◆ **TAREFA ESCRITA A**
Transcreva o trecho do texto sobre Tinhorão e o rap começando em "O mais bonito" e terminando em "analfabetos inteligentíssimos.".

◆ **TEXTO FORNECIDO**
O rap é uma "fala cantada", explica Tinhorão, e "restaura a música da palavra". Menos do que a
aparente inovação, assim, o rap
se torna interessante pelo que
possa significar de volta a um
passado, talvez mais autêntico:
"O cantochão da igreja era um
rap". Com particular irreverência, o crítico prossegue: "Como
nasce a música da igreja? O cara
ia ler um texto sagrado, ficava
monótono, ele passava a ler de
uma forma cantada. Nasce o cantochão, que é embolada de padre,
é rap de padre".
O mais bonito na entrevista de
Tinhorão está nesse jeito de falar.
Se o rap é isso ou aquilo, não me
arrisco a dizer, mas admiro a
enorme liberdade com que o crítico se expressa. Frases espantosas
se sucedem. Embora valorize o gênero, Tinhorão acrescenta que "a
maior parte desses raps é bronca
de otário de periferia, reclamação". Os poetas árcades -todos
eles- eram uns chatos. As letras
da música popular? Ali o que
mais se encontra é "bagulho, bagulho, bagulho, bagulho".
As opiniões de Tinhorão sobre
os baianos esbarram no preconceito. Eles são "impressionantes,
analfabetos inteligentíssimos.
Apanham as coisas no ar com
uma grande facilidade, captam e
conseguem coisas impressionantes. Já viu Gilberto Gil falando?
Esses discursadores do povo, como têm pouca cultura, são pernósticos. Você ouve, aquilo é bonito. Mas, se pára para pensar depois, você diz: "Mas o que ele falou?". Não falou nada de importante".
Eu já vi Gilberto Gil falando
-horas e horas falando- e concordo com Tinhorão. Espanta-me, contudo, ver insinuada aqui
a volta de uma velha personagem
do racismo brasileiro: a figura do
"mulato pernóstico", que, assim
como do "crioulo doido", a da
"nega maluca", o do "negão", a
da "boneca de piche", a da "mulata assanhada" etc., já havia sido merecidamente banida da linguagem pública, graças à preocupação com o "politicamente correto".
Lembro também que não é preciso ser baiano, analfabeto ou intuitivo para fazer discursos brilhantes sem conteúdo nenhum.
Há pessoas cultas em todos os Estados capazes de muita falação
vazia também; em São Paulo, talvez menos -mas não sei se é
vantagem produzirmos oradores
tão ruins.
Seja como for, a possível incorreção do entrevistado me parece
salutar. Tinhorão sempre disse o
que pensava, e não é dos que tentam transformar essa atitude em
mercadoria de consumo, tema
para escândalo barato. Suas frases e opiniões parecem apenas a
aresta mais cortante de um longo
argumento oculto; a impressão
que temos é que com um pouco
mais de tempo ele acabaria demonstrando inapelavelmente o
acerto de suas teses.

◆ **TAREFA ESCRITA B**
Reproduza palavra por palavra as linhas das entradas, começando no início delas e terminando na linha que contém "back-button[interactable] xyxy=(30,10,82,56)", com essa linha incluída.

◆ **ENTRADAS DE ORIGEM**
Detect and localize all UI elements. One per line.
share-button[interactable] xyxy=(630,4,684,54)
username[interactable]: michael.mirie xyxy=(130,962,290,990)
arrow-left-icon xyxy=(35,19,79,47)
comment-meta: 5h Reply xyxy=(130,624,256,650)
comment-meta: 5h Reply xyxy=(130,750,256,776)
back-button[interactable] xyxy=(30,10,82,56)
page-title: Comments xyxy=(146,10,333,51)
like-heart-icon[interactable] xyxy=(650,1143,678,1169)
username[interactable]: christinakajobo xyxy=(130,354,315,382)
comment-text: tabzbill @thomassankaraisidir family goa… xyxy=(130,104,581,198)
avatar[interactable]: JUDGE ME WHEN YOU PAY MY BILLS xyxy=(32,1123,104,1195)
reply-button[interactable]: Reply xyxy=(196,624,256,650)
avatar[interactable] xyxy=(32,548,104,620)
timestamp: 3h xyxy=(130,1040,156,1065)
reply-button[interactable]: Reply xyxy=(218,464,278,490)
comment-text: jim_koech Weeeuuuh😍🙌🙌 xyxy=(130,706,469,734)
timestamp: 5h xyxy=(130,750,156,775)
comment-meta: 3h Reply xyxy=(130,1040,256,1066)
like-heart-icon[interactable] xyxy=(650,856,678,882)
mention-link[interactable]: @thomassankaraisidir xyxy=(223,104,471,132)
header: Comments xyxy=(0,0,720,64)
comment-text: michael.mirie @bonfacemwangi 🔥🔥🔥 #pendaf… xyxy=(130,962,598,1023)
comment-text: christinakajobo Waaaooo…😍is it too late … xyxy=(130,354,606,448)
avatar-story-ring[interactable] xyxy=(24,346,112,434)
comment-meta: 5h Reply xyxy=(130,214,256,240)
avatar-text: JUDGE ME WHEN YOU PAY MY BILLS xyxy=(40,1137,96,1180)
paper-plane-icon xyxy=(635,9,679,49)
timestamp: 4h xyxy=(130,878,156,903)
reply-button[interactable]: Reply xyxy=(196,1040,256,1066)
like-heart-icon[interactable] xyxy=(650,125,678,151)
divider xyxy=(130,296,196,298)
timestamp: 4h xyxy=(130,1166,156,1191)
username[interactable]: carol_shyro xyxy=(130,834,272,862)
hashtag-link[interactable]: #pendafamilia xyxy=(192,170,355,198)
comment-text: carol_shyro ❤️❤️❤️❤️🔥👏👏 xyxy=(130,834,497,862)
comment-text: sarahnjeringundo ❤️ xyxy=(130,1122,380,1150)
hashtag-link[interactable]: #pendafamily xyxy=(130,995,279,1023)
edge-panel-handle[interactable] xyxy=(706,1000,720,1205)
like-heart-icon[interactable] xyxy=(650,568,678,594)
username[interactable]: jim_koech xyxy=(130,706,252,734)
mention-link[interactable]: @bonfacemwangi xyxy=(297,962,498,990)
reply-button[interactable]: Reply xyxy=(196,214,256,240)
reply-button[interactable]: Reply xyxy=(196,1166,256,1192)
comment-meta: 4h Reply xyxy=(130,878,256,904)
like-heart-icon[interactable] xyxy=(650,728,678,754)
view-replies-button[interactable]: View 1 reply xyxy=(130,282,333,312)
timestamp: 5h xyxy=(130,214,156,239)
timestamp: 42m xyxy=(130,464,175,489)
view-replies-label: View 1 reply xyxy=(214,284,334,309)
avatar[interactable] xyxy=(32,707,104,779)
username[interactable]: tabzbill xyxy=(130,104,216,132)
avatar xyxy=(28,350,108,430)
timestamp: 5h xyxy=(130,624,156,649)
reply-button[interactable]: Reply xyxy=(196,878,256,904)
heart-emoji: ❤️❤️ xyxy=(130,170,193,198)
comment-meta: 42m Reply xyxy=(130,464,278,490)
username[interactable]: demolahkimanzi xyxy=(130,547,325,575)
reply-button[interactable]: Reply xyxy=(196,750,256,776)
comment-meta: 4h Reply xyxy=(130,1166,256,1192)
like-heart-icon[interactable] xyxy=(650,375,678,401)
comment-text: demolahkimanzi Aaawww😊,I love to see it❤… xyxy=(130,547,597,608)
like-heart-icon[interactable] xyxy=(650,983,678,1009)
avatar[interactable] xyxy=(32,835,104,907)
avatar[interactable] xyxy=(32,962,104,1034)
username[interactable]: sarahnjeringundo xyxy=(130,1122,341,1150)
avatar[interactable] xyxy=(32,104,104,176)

◆ **SAÍDA DO EXERCÍCIO A**
O mais bonito na entrevista de
Tinhorão está nesse jeito de falar.
Se o rap é isso ou aquilo, não me
arrisco a dizer, mas admiro a
enorme liberdade com que o crítico se expressa. Frases espantosas
se sucedem. Embora valorize o gênero, Tinhorão acrescenta que "a
maior parte desses raps é bronca
de otário de periferia, reclamação". Os poetas árcades -todos
eles- eram uns chatos. As letras
da música popular? Ali o que
mais se encontra é "bagulho, bagulho, bagulho, bagulho".
As opiniões de Tinhorão sobre
os baianos esbarram no preconceito. Eles são "impressionantes,
analfabetos inteligentíssimos.

◆ **SAÍDA DO EXERCÍCIO B**
Detect and localize all UI elements. One per line.
share-button[interactable] xyxy=(630,4,684,54)
username[interactable]: michael.mirie xyxy=(130,962,290,990)
arrow-left-icon xyxy=(35,19,79,47)
comment-meta: 5h Reply xyxy=(130,624,256,650)
comment-meta: 5h Reply xyxy=(130,750,256,776)
back-button[interactable] xyxy=(30,10,82,56)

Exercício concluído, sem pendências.